**Job:**
Go through the entries one line at a time, and gather every line that has the word "good".

**The input:**
########
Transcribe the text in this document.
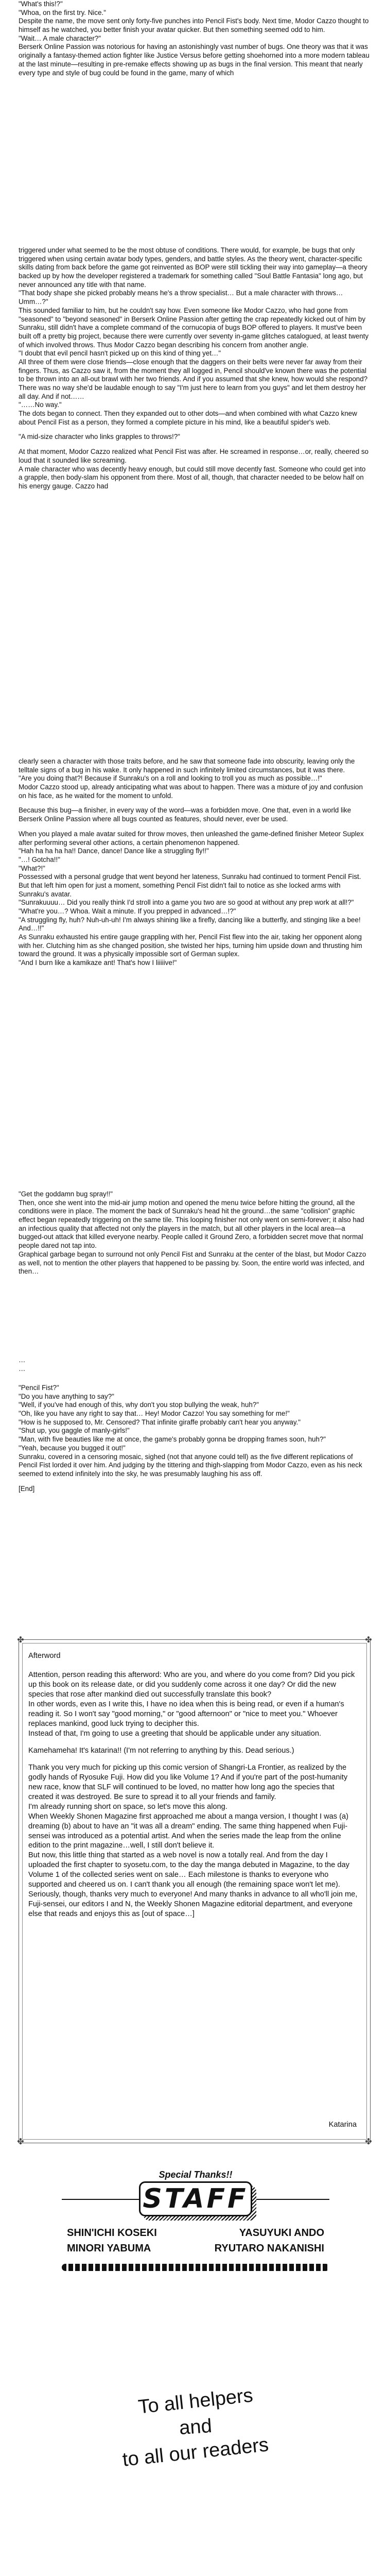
"What's this!?"

"Whoa, on the first try. Nice."

Despite the name, the move sent only forty-five punches into Pencil Fist's body. Next time, Modor Cazzo thought to himself as he watched, you better finish your avatar quicker. But then something seemed odd to him.

"Wait… A male character?"

Berserk Online Passion was notorious for having an astonishingly vast number of bugs. One theory was that it was originally a fantasy-themed action fighter like Justice Versus before getting shoehorned into a more modern tableau at the last minute—resulting in pre-remake effects showing up as bugs in the final version. This meant that nearly every type and style of bug could be found in the game, many of which

triggered under what seemed to be the most obtuse of conditions. There would, for example, be bugs that only triggered when using certain avatar body types, genders, and battle styles. As the theory went, character-specific skills dating from back before the game got reinvented as BOP were still tickling their way into gameplay—a theory backed up by how the developer registered a trademark for something called "Soul Battle Fantasia" long ago, but never announced any title with that name.

"That body shape she picked probably means he's a throw specialist… But a male character with throws… Umm…?"

This sounded familiar to him, but he couldn't say how. Even someone like Modor Cazzo, who had gone from "seasoned" to "beyond seasoned" in Berserk Online Passion after getting the crap repeatedly kicked out of him by Sunraku, still didn't have a complete command of the cornucopia of bugs BOP offered to players. It must've been built off a pretty big project, because there were currently over seventy in-game glitches catalogued, at least twenty of which involved throws. Thus Modor Cazzo began describing his concern from another angle.

"I doubt that evil pencil hasn't picked up on this kind of thing yet…"

All three of them were close friends—close enough that the daggers on their belts were never far away from their fingers. Thus, as Cazzo saw it, from the moment they all logged in, Pencil should've known there was the potential to be thrown into an all-out brawl with her two friends. And if you assumed that she knew, how would she respond? There was no way she'd be laudable enough to say "I'm just here to learn from you guys" and let them destroy her all day. And if not……

"……No way."

The dots began to connect. Then they expanded out to other dots—and when combined with what Cazzo knew about Pencil Fist as a person, they formed a complete picture in his mind, like a beautiful spider's web.

"A mid-size character who links grapples to throws!?"

At that moment, Modor Cazzo realized what Pencil Fist was after. He screamed in response…or, really, cheered so loud that it sounded like screaming.

A male character who was decently heavy enough, but could still move decently fast. Someone who could get into a grapple, then body-slam his opponent from there. Most of all, though, that character needed to be below half on his energy gauge. Cazzo had

clearly seen a character with those traits before, and he saw that someone fade into obscurity, leaving only the telltale signs of a bug in his wake. It only happened in such infinitely limited circumstances, but it was there.

"Are you doing that?! Because if Sunraku's on a roll and looking to troll you as much as possible…!"

Modor Cazzo stood up, already anticipating what was about to happen. There was a mixture of joy and confusion on his face, as he waited for the moment to unfold.

Because this bug—a finisher, in every way of the word—was a forbidden move. One that, even in a world like Berserk Online Passion where all bugs counted as features, should never, ever be used.

When you played a male avatar suited for throw moves, then unleashed the game-defined finisher Meteor Suplex after performing several other actions, a certain phenomenon happened.

"Hah ha ha ha ha!! Dance, dance! Dance like a struggling fly!!"

"…! Gotcha!!"

"What?!"

Possessed with a personal grudge that went beyond her lateness, Sunraku had continued to torment Pencil Fist. But that left him open for just a moment, something Pencil Fist didn't fail to notice as she locked arms with Sunraku's avatar.

"Sunrakuuuu… Did you really think I'd stroll into a game you two are so good at without any prep work at all!?"

"What're you…? Whoa. Wait a minute. If you prepped in advanced…!?"

"A struggling fly, huh? Nuh-uh-uh! I'm always shining like a firefly, dancing like a butterfly, and stinging like a bee! And…!!"

As Sunraku exhausted his entire gauge grappling with her, Pencil Fist flew into the air, taking her opponent along with her. Clutching him as she changed position, she twisted her hips, turning him upside down and thrusting him toward the ground. It was a physically impossible sort of German suplex.

"And I burn like a kamikaze ant! That's how I liiiiive!"

"Get the goddamn bug spray!!"

Then, once she went into the mid-air jump motion and opened the menu twice before hitting the ground, all the conditions were in place. The moment the back of Sunraku's head hit the ground…the same "collision" graphic effect began repeatedly triggering on the same tile. This looping finisher not only went on semi-forever; it also had an infectious quality that affected not only the players in the match, but all other players in the local area—a bugged-out attack that killed everyone nearby. People called it Ground Zero, a forbidden secret move that normal people dared not tap into.

Graphical garbage began to surround not only Pencil Fist and Sunraku at the center of the blast, but Modor Cazzo as well, not to mention the other players that happened to be passing by. Soon, the entire world was infected, and then…

…

…

"Pencil Fist?"

"Do you have anything to say?"

"Well, if you've had enough of this, why don't you stop bullying the weak, huh?"

"Oh, like you have any right to say that… Hey! Modor Cazzo! You say something for me!"

"How is he supposed to, Mr. Censored? That infinite giraffe probably can't hear you anyway."

"Shut up, you gaggle of manly-girls!"

"Man, with five beauties like me at once, the game's probably gonna be dropping frames soon, huh?"

"Yeah, because you bugged it out!"

Sunraku, covered in a censoring mosaic, sighed (not that anyone could tell) as the five different replications of Pencil Fist lorded it over him. And judging by the tittering and thigh-slapping from Modor Cazzo, even as his neck seemed to extend infinitely into the sky, he was presumably laughing his ass off.

[End]

✤	✤
✤	✤

Afterword

Attention, person reading this afterword: Who are you, and where do you come from? Did you pick up this book on its release date, or did you suddenly come across it one day? Or did the new species that rose after mankind died out successfully translate this book?

In other words, even as I write this, I have no idea when this is being read, or even if a human's reading it. So I won't say "good morning," or "good afternoon" or "nice to meet you." Whoever replaces mankind, good luck trying to decipher this.

Instead of that, I'm going to use a greeting that should be applicable under any situation.

Kamehameha! It's katarina!! (I'm not referring to anything by this. Dead serious.)

Thank you very much for picking up this comic version of Shangri-La Frontier, as realized by the godly hands of Ryosuke Fuji. How did you like Volume 1? And if you're part of the post-humanity new race, know that SLF will continued to be loved, no matter how long ago the species that created it was destroyed. Be sure to spread it to all your friends and family.

I'm already running short on space, so let's move this along.

When Weekly Shonen Magazine first approached me about a manga version, I thought I was (a) dreaming (b) about to have an "it was all a dream" ending. The same thing happened when Fuji-sensei was introduced as a potential artist. And when the series made the leap from the online edition to the print magazine…well, I still don't believe it.

But now, this little thing that started as a web novel is now a totally real. And from the day I uploaded the first chapter to syosetu.com, to the day the manga debuted in Magazine, to the day Volume 1 of the collected series went on sale… Each milestone is thanks to everyone who supported and cheered us on. I can't thank you all enough (the remaining space won't let me).

Seriously, though, thanks very much to everyone! And many thanks in advance to all who'll join me, Fuji-sensei, our editors I and N, the Weekly Shonen Magazine editorial department, and everyone else that reads and enjoys this as [out of space…]

Katarina

Special Thanks!!
STAFF
SHIN'ICHI KOSEKI
MINORI YABUMA
YASUYUKI ANDO
RYUTARO NAKANISHI
To all helpers
and
to all our readers
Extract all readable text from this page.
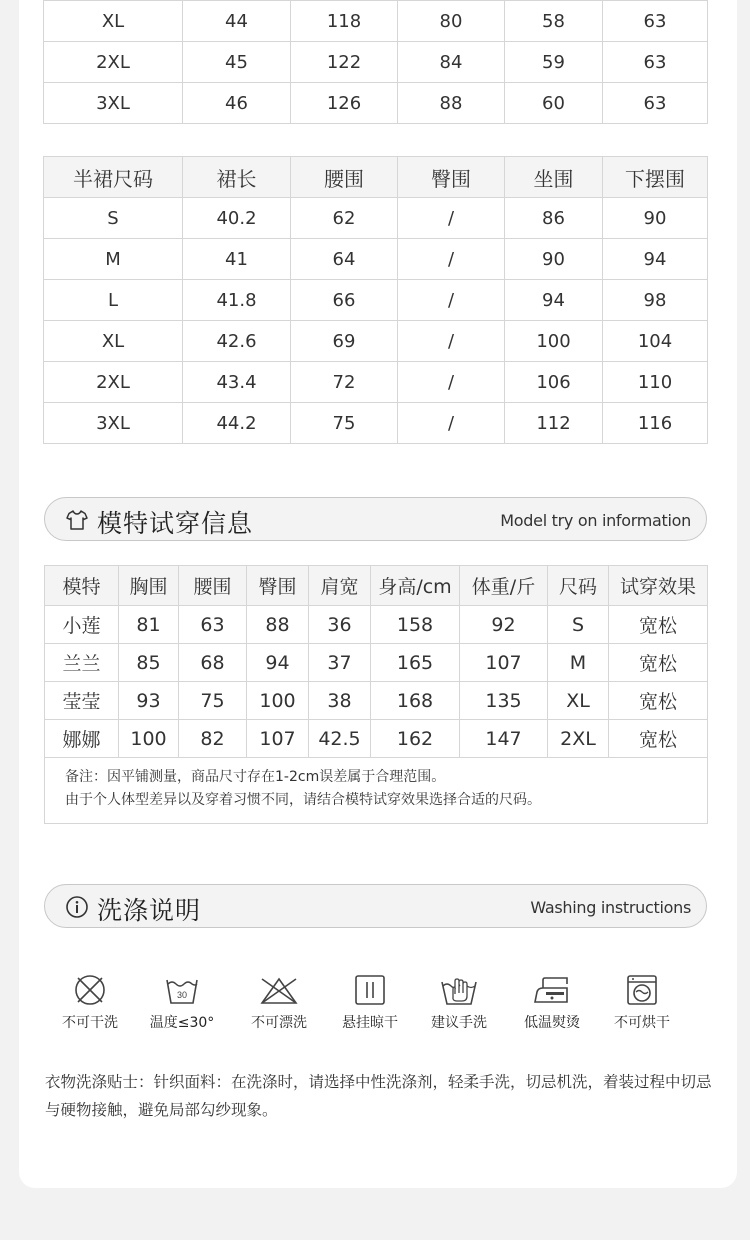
XL	44	118	80	58	63
2XL	45	122	84	59	63
3XL	46	126	88	60	63
半裙尺码	裙长	腰围	臀围	坐围	下摆围
S	40.2	62	/	86	90
M	41	64	/	90	94
L	41.8	66	/	94	98
XL	42.6	69	/	100	104
2XL	43.4	72	/	106	110
3XL	44.2	75	/	112	116
模特试穿信息	Model try on information
模特	胸围	腰围	臀围	肩宽	身高/cm	体重/斤	尺码	试穿效果
小莲	81	63	88	36	158	92	S	宽松
兰兰	85	68	94	37	165	107	M	宽松
莹莹	93	75	100	38	168	135	XL	宽松
娜娜	100	82	107	42.5	162	147	2XL	宽松

备注：因平铺测量，商品尺寸存在1-2cm误差属于合理范围。
由于个人体型差异以及穿着习惯不同，请结合模特试穿效果选择合适的尺码。								
洗涤说明	Washing instructions
不可干洗
30
温度≤30°	不可漂洗	悬挂晾干	建议手洗	低温熨烫	不可烘干
衣物洗涤贴士：针织面料：在洗涤时，请选择中性洗涤剂，轻柔手洗，切忌机洗，着装过程中切忌与硬物接触，避免局部勾纱现象。
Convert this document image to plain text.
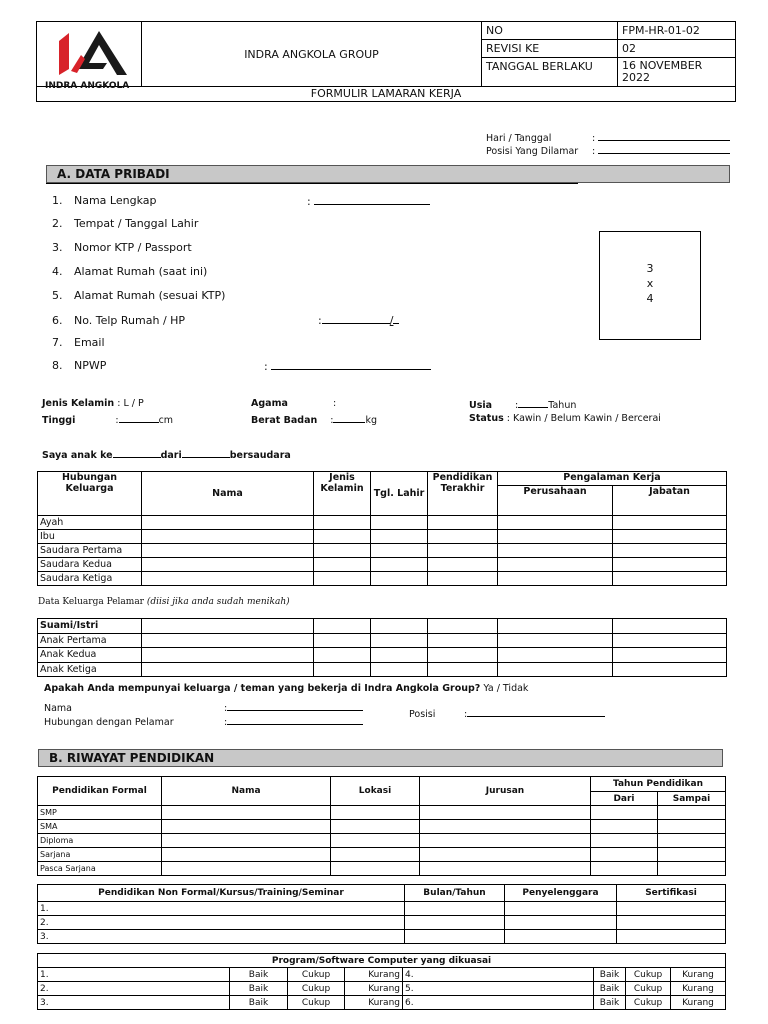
INDRA ANGKOLA	INDRA ANGKOLA GROUP	NO	FPM-HR-01-02
		REVISI KE	02
		TANGGAL BERLAKU	16 NOVEMBER 2022
FORMULIR LAMARAN KERJA			
Hari / Tanggal	:
Posisi Yang Dilamar :
A. DATA PRIBADI
1. Nama Lengkap
2. Tempat / Tanggal Lahir
3. Nomor KTP / Passport
4. Alamat Rumah (saat ini)
5. Alamat Rumah (sesuai KTP)
6. No. Telp Rumah / HP
7. Email
8. NPWP
:
:	/
:
3
x
4
Jenis Kelamin : L / P	Agama	:	Usia :	Tahun
Tinggi	:	cm	Berat Badan :	kg	Status : Kawin / Belum Kawin / Bercerai
Saya anak ke	dari	bersaudara
Hubungan Keluarga	Nama	Jenis Kelamin	Tgl. Lahir	Pendidikan Terakhir	Pengalaman Kerja	
					Perusahaan	Jabatan
Ayah						
Ibu						
Saudara Pertama						
Saudara Kedua						
Saudara Ketiga						
Data Keluarga Pelamar (diisi jika anda sudah menikah)
Suami/Istri						
Anak Pertama						
Anak Kedua						
Anak Ketiga						
Apakah Anda mempunyai keluarga / teman yang bekerja di Indra Angkola Group? Ya / Tidak
Nama	:
Hubungan dengan Pelamar	:
Posisi	:
B. RIWAYAT PENDIDIKAN
Pendidikan Formal	Nama	Lokasi	Jurusan	Tahun Pendidikan	
				Dari	Sampai
SMP					
SMA					
Diploma					
Sarjana					
Pasca Sarjana					
Pendidikan Non Formal/Kursus/Training/Seminar	Bulan/Tahun	Penyelenggara	Sertifikasi
1.			
2.			
3.			
Program/Software Computer yang dikuasai							
1.	Baik	Cukup	Kurang	4.	Baik	Cukup	Kurang
2.	Baik	Cukup	Kurang	5.	Baik	Cukup	Kurang
3.	Baik	Cukup	Kurang	6.	Baik	Cukup	Kurang
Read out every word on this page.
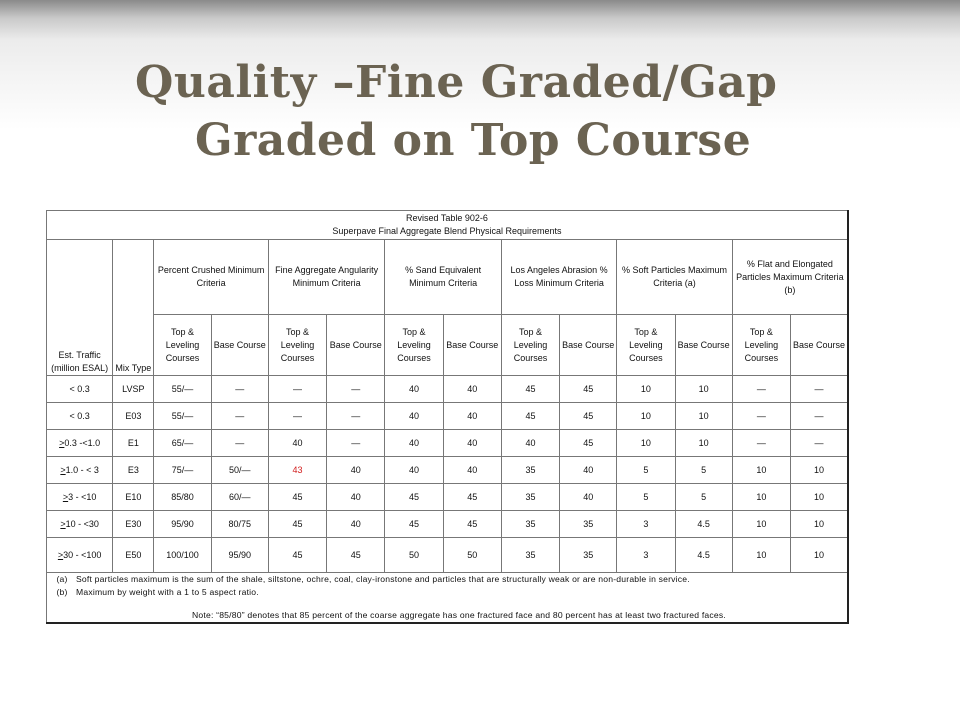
Quality –Fine Graded/Gap
Graded on Top Course
Revised Table 902-6
Superpave Final Aggregate Blend Physical Requirements													
Est. Traffic (million ESAL)	Mix Type	Percent Crushed Minimum Criteria		Fine Aggregate Angularity Minimum Criteria		% Sand Equivalent Minimum Criteria		Los Angeles Abrasion % Loss Minimum Criteria		% Soft Particles Maximum Criteria (a)		% Flat and Elongated Particles Maximum Criteria (b)	
		Top & Leveling Courses	Base Course	Top & Leveling Courses	Base Course	Top & Leveling Courses	Base Course	Top & Leveling Courses	Base Course	Top & Leveling Courses	Base Course	Top & Leveling Courses	Base Course
< 0.3	LVSP	55/—	—	—	—	40	40	45	45	10	10	—	—
< 0.3	E03	55/—	—	—	—	40	40	45	45	10	10	—	—
>0.3 -<1.0	E1	65/—	—	40	—	40	40	40	45	10	10	—	—
>1.0 - < 3	E3	75/—	50/—	43	40	40	40	35	40	5	5	10	10
>3 - <10	E10	85/80	60/—	45	40	45	45	35	40	5	5	10	10
>10 - <30	E30	95/90	80/75	45	40	45	45	35	35	3	4.5	10	10
>30 - <100	E50	100/100	95/90	45	45	50	50	35	35	3	4.5	10	10

(a) Soft particles maximum is the sum of the shale, siltstone, ochre, coal, clay-ironstone and particles that are structurally weak or are non-durable in service.
(b) Maximum by weight with a 1 to 5 aspect ratio.
Note: “85/80” denotes that 85 percent of the coarse aggregate has one fractured face and 80 percent has at least two fractured faces.													
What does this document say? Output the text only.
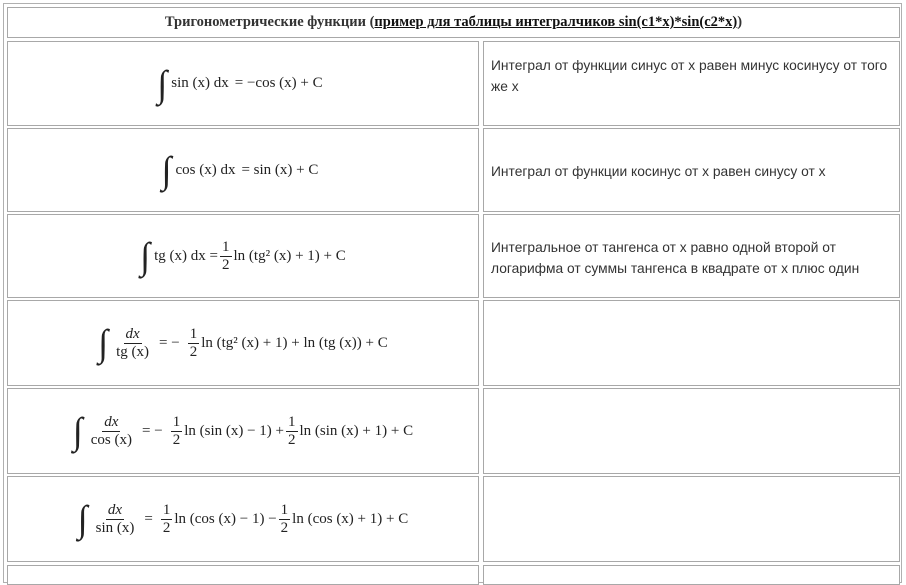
Тригонометрические функции ( пример для таблицы интегралчиков sin(c1*x)*sin(c2*x) )
∫ sin (x) dx = −cos (x) + C
Интеграл от функции синус от x равен минус косинусу от того же x
∫ cos (x) dx = sin (x) + C	Интеграл от функции косинус от x равен синусу от x
∫ tg (x) dx = $\frac{1}{2}$ ln (tg² (x) + 1) + C	Интегральное от тангенса от x равно одной второй от логарифма от суммы тангенса в квадрате от x плюс один
∫ $\frac{dx}{tg (x)}$ = − $\frac{1}{2}$ ln (tg² (x) + 1) + ln (tg (x)) + C
∫ $\frac{dx}{\cos (x)}$ = − $\frac{1}{2}$ ln (sin $(x) - 1) + \frac{1}{2}$ ln (sin (x) + 1) + C
∫ $\frac{dx}{\sin (x)} = \frac{1}{2}$ ln (cos $(x) - 1) - \frac{1}{2}$ ln (cos (x) + 1) + C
########
**Output for this task:**
"Sunrakuuuu… Did you really think I'd stroll into a game you two are so good at without any prep work at all!?"
In other words, even as I write this, I have no idea when this is being read, or even if a human's reading it. So I won't say "good morning," or "good afternoon" or "nice to meet you." Whoever replaces mankind, good luck trying to decipher this.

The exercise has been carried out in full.